-- Record extracts --
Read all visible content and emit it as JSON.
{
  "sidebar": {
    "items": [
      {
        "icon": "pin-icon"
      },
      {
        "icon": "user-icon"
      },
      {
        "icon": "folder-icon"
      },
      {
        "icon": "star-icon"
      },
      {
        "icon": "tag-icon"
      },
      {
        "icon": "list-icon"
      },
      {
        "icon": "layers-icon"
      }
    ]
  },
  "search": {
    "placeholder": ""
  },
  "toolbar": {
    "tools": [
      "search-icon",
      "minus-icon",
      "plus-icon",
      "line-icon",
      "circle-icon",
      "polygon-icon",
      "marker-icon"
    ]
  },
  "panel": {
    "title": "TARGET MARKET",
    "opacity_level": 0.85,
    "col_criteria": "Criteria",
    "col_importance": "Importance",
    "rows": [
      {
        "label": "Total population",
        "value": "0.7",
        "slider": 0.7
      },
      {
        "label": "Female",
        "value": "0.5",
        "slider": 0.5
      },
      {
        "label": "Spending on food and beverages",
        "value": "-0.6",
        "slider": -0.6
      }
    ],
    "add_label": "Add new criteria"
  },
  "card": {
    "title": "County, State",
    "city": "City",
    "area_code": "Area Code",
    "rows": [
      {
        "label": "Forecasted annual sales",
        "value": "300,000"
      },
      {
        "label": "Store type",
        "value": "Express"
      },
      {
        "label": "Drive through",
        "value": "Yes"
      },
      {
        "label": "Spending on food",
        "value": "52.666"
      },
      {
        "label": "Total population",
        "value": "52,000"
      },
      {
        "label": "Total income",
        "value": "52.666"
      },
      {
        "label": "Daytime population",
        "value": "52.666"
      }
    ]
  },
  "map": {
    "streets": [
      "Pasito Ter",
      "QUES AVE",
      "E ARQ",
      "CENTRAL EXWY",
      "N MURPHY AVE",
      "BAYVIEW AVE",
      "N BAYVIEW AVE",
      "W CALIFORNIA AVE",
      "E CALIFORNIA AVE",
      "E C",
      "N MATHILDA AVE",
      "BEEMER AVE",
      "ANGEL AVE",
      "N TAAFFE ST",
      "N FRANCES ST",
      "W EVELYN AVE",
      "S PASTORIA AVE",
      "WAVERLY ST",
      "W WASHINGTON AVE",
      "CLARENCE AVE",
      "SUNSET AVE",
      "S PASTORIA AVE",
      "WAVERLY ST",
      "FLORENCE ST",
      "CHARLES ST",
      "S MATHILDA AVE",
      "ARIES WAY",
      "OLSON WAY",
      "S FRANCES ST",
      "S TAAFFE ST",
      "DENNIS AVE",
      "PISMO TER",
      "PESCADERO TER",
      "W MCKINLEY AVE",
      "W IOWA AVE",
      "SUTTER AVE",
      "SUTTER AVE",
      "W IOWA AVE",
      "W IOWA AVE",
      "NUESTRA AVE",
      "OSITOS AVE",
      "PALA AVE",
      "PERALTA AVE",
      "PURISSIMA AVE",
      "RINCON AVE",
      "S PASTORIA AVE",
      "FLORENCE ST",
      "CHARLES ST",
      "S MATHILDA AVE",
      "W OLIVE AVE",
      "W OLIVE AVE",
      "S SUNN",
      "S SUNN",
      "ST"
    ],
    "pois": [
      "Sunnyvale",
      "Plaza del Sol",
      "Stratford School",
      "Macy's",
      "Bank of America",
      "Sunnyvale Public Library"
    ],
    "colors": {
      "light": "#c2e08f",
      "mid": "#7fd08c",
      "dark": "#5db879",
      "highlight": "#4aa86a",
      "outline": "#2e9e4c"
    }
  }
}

-- What you are asked to do --
From the records above, extract every entry verbatim.

-- Full answer --
Read all visible content and emit it as JSON.
{
  "sidebar": {
    "items": [
      {
        "icon": "pin-icon"
      },
      {
        "icon": "user-icon"
      },
      {
        "icon": "folder-icon"
      },
      {
        "icon": "star-icon"
      },
      {
        "icon": "tag-icon"
      },
      {
        "icon": "list-icon"
      },
      {
        "icon": "layers-icon"
      }
    ]
  },
  "search": {
    "placeholder": ""
  },
  "toolbar": {
    "tools": [
      "search-icon",
      "minus-icon",
      "plus-icon",
      "line-icon",
      "circle-icon",
      "polygon-icon",
      "marker-icon"
    ]
  },
  "panel": {
    "title": "TARGET MARKET",
    "opacity_level": 0.85,
    "col_criteria": "Criteria",
    "col_importance": "Importance",
    "rows": [
      {
        "label": "Total population",
        "value": "0.7",
        "slider": 0.7
      },
      {
        "label": "Female",
        "value": "0.5",
        "slider": 0.5
      },
      {
        "label": "Spending on food and beverages",
        "value": "-0.6",
        "slider": -0.6
      }
    ],
    "add_label": "Add new criteria"
  },
  "card": {
    "title": "County, State",
    "city": "City",
    "area_code": "Area Code",
    "rows": [
      {
        "label": "Forecasted annual sales",
        "value": "300,000"
      },
      {
        "label": "Store type",
        "value": "Express"
      },
      {
        "label": "Drive through",
        "value": "Yes"
      },
      {
        "label": "Spending on food",
        "value": "52.666"
      },
      {
        "label": "Total population",
        "value": "52,000"
      },
      {
        "label": "Total income",
        "value": "52.666"
      },
      {
        "label": "Daytime population",
        "value": "52.666"
      }
    ]
  },
  "map": {
    "streets": [
      "Pasito Ter",
      "QUES AVE",
      "E ARQ",
      "CENTRAL EXWY",
      "N MURPHY AVE",
      "BAYVIEW AVE",
      "N BAYVIEW AVE",
      "W CALIFORNIA AVE",
      "E CALIFORNIA AVE",
      "E C",
      "N MATHILDA AVE",
      "BEEMER AVE",
      "ANGEL AVE",
      "N TAAFFE ST",
      "N FRANCES ST",
      "W EVELYN AVE",
      "S PASTORIA AVE",
      "WAVERLY ST",
      "W WASHINGTON AVE",
      "CLARENCE AVE",
      "SUNSET AVE",
      "S PASTORIA AVE",
      "WAVERLY ST",
      "FLORENCE ST",
      "CHARLES ST",
      "S MATHILDA AVE",
      "ARIES WAY",
      "OLSON WAY",
      "S FRANCES ST",
      "S TAAFFE ST",
      "DENNIS AVE",
      "PISMO TER",
      "PESCADERO TER",
      "W MCKINLEY AVE",
      "W IOWA AVE",
      "SUTTER AVE",
      "SUTTER AVE",
      "W IOWA AVE",
      "W IOWA AVE",
      "NUESTRA AVE",
      "OSITOS AVE",
      "PALA AVE",
      "PERALTA AVE",
      "PURISSIMA AVE",
      "RINCON AVE",
      "S PASTORIA AVE",
      "FLORENCE ST",
      "CHARLES ST",
      "S MATHILDA AVE",
      "W OLIVE AVE",
      "W OLIVE AVE",
      "S SUNN",
      "S SUNN",
      "ST"
    ],
    "pois": [
      "Sunnyvale",
      "Plaza del Sol",
      "Stratford School",
      "Macy's",
      "Bank of America",
      "Sunnyvale Public Library"
    ],
    "colors": {
      "light": "#c2e08f",
      "mid": "#7fd08c",
      "dark": "#5db879",
      "highlight": "#4aa86a",
      "outline": "#2e9e4c"
    }
  }
}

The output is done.